**Required work**. Reproduce each of the following lines word for word, with no alterations.

**Data for this task**.
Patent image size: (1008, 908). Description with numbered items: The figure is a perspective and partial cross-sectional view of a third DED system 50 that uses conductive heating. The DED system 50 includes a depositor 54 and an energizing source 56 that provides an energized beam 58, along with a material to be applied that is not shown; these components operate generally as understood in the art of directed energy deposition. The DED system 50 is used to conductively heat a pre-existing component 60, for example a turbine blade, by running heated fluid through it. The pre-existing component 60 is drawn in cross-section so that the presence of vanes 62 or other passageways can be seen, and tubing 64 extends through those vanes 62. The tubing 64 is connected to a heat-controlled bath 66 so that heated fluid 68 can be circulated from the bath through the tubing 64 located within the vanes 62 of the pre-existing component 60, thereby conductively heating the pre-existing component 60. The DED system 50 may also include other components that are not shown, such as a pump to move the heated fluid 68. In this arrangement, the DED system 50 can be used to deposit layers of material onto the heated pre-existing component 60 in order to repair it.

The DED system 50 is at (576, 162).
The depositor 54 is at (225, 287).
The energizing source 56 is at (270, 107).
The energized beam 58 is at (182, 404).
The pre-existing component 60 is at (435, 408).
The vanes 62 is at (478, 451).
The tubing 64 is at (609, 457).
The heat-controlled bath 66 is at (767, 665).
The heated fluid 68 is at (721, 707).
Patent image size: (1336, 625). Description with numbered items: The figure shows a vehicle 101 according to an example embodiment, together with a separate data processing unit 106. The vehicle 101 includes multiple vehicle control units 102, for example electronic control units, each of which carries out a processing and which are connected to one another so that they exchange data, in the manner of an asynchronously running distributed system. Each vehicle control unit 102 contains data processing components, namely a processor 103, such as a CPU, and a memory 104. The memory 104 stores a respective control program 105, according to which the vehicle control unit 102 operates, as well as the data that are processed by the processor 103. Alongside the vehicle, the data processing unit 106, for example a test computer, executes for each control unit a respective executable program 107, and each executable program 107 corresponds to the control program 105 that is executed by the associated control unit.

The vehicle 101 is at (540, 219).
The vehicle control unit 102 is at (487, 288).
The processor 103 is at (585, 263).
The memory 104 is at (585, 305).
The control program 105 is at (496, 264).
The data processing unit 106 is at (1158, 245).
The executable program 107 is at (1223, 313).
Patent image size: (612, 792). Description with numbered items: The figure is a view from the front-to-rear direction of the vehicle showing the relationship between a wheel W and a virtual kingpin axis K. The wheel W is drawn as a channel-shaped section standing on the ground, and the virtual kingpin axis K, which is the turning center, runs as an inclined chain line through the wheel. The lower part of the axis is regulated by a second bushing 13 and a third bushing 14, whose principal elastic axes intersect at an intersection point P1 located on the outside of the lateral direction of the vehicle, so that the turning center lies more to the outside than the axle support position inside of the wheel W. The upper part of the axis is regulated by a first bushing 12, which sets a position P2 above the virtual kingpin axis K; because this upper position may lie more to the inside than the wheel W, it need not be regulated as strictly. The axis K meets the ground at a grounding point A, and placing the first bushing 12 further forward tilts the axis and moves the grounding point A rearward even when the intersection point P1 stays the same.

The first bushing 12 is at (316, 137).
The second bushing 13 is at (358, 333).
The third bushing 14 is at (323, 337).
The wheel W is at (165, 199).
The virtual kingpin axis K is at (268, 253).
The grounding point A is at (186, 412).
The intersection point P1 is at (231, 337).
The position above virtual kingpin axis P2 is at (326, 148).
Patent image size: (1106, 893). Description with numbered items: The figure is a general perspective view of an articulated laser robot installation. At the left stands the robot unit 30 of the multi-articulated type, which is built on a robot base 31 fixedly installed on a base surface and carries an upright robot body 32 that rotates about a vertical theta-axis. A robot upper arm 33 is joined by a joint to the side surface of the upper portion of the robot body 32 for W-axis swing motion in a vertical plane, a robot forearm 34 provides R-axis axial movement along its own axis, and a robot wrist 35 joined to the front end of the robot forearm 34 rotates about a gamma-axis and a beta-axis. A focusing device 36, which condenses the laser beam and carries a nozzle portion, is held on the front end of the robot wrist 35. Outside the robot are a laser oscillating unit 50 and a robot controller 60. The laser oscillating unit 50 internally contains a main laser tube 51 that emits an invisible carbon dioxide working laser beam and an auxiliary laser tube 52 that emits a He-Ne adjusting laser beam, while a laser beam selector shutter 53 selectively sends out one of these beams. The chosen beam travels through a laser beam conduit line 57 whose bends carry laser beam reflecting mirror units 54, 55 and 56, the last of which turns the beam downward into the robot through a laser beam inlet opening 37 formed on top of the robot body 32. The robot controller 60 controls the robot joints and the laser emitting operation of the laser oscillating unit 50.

**Finished answer**.
Patent image size: (1008, 908). Description with numbered items: The figure is a perspective and partial cross-sectional view of a third DED system 50 that uses conductive heating. The DED system 50 includes a depositor 54 and an energizing source 56 that provides an energized beam 58, along with a material to be applied that is not shown; these components operate generally as understood in the art of directed energy deposition. The DED system 50 is used to conductively heat a pre-existing component 60, for example a turbine blade, by running heated fluid through it. The pre-existing component 60 is drawn in cross-section so that the presence of vanes 62 or other passageways can be seen, and tubing 64 extends through those vanes 62. The tubing 64 is connected to a heat-controlled bath 66 so that heated fluid 68 can be circulated from the bath through the tubing 64 located within the vanes 62 of the pre-existing component 60, thereby conductively heating the pre-existing component 60. The DED system 50 may also include other components that are not shown, such as a pump to move the heated fluid 68. In this arrangement, the DED system 50 can be used to deposit layers of material onto the heated pre-existing component 60 in order to repair it.

The DED system 50 is at (576, 162).
The depositor 54 is at (225, 287).
The energizing source 56 is at (270, 107).
The energized beam 58 is at (182, 404).
The pre-existing component 60 is at (435, 408).
The vanes 62 is at (478, 451).
The tubing 64 is at (609, 457).
The heat-controlled bath 66 is at (767, 665).
The heated fluid 68 is at (721, 707).
Patent image size: (1336, 625). Description with numbered items: The figure shows a vehicle 101 according to an example embodiment, together with a separate data processing unit 106. The vehicle 101 includes multiple vehicle control units 102, for example electronic control units, each of which carries out a processing and which are connected to one another so that they exchange data, in the manner of an asynchronously running distributed system. Each vehicle control unit 102 contains data processing components, namely a processor 103, such as a CPU, and a memory 104. The memory 104 stores a respective control program 105, according to which the vehicle control unit 102 operates, as well as the data that are processed by the processor 103. Alongside the vehicle, the data processing unit 106, for example a test computer, executes for each control unit a respective executable program 107, and each executable program 107 corresponds to the control program 105 that is executed by the associated control unit.

The vehicle 101 is at (540, 219).
The vehicle control unit 102 is at (487, 288).
The processor 103 is at (585, 263).
The memory 104 is at (585, 305).
The control program 105 is at (496, 264).
The data processing unit 106 is at (1158, 245).
The executable program 107 is at (1223, 313).
Patent image size: (612, 792). Description with numbered items: The figure is a view from the front-to-rear direction of the vehicle showing the relationship between a wheel W and a virtual kingpin axis K. The wheel W is drawn as a channel-shaped section standing on the ground, and the virtual kingpin axis K, which is the turning center, runs as an inclined chain line through the wheel. The lower part of the axis is regulated by a second bushing 13 and a third bushing 14, whose principal elastic axes intersect at an intersection point P1 located on the outside of the lateral direction of the vehicle, so that the turning center lies more to the outside than the axle support position inside of the wheel W. The upper part of the axis is regulated by a first bushing 12, which sets a position P2 above the virtual kingpin axis K; because this upper position may lie more to the inside than the wheel W, it need not be regulated as strictly. The axis K meets the ground at a grounding point A, and placing the first bushing 12 further forward tilts the axis and moves the grounding point A rearward even when the intersection point P1 stays the same.

The first bushing 12 is at (316, 137).
The second bushing 13 is at (358, 333).
The third bushing 14 is at (323, 337).
The wheel W is at (165, 199).
The virtual kingpin axis K is at (268, 253).
The grounding point A is at (186, 412).
The intersection point P1 is at (231, 337).
The position above virtual kingpin axis P2 is at (326, 148).
Patent image size: (1106, 893). Description with numbered items: The figure is a general perspective view of an articulated laser robot installation. At the left stands the robot unit 30 of the multi-articulated type, which is built on a robot base 31 fixedly installed on a base surface and carries an upright robot body 32 that rotates about a vertical theta-axis. A robot upper arm 33 is joined by a joint to the side surface of the upper portion of the robot body 32 for W-axis swing motion in a vertical plane, a robot forearm 34 provides R-axis axial movement along its own axis, and a robot wrist 35 joined to the front end of the robot forearm 34 rotates about a gamma-axis and a beta-axis. A focusing device 36, which condenses the laser beam and carries a nozzle portion, is held on the front end of the robot wrist 35. Outside the robot are a laser oscillating unit 50 and a robot controller 60. The laser oscillating unit 50 internally contains a main laser tube 51 that emits an invisible carbon dioxide working laser beam and an auxiliary laser tube 52 that emits a He-Ne adjusting laser beam, while a laser beam selector shutter 53 selectively sends out one of these beams. The chosen beam travels through a laser beam conduit line 57 whose bends carry laser beam reflecting mirror units 54, 55 and 56, the last of which turns the beam downward into the robot through a laser beam inlet opening 37 formed on top of the robot body 32. The robot controller 60 controls the robot joints and the laser emitting operation of the laser oscillating unit 50.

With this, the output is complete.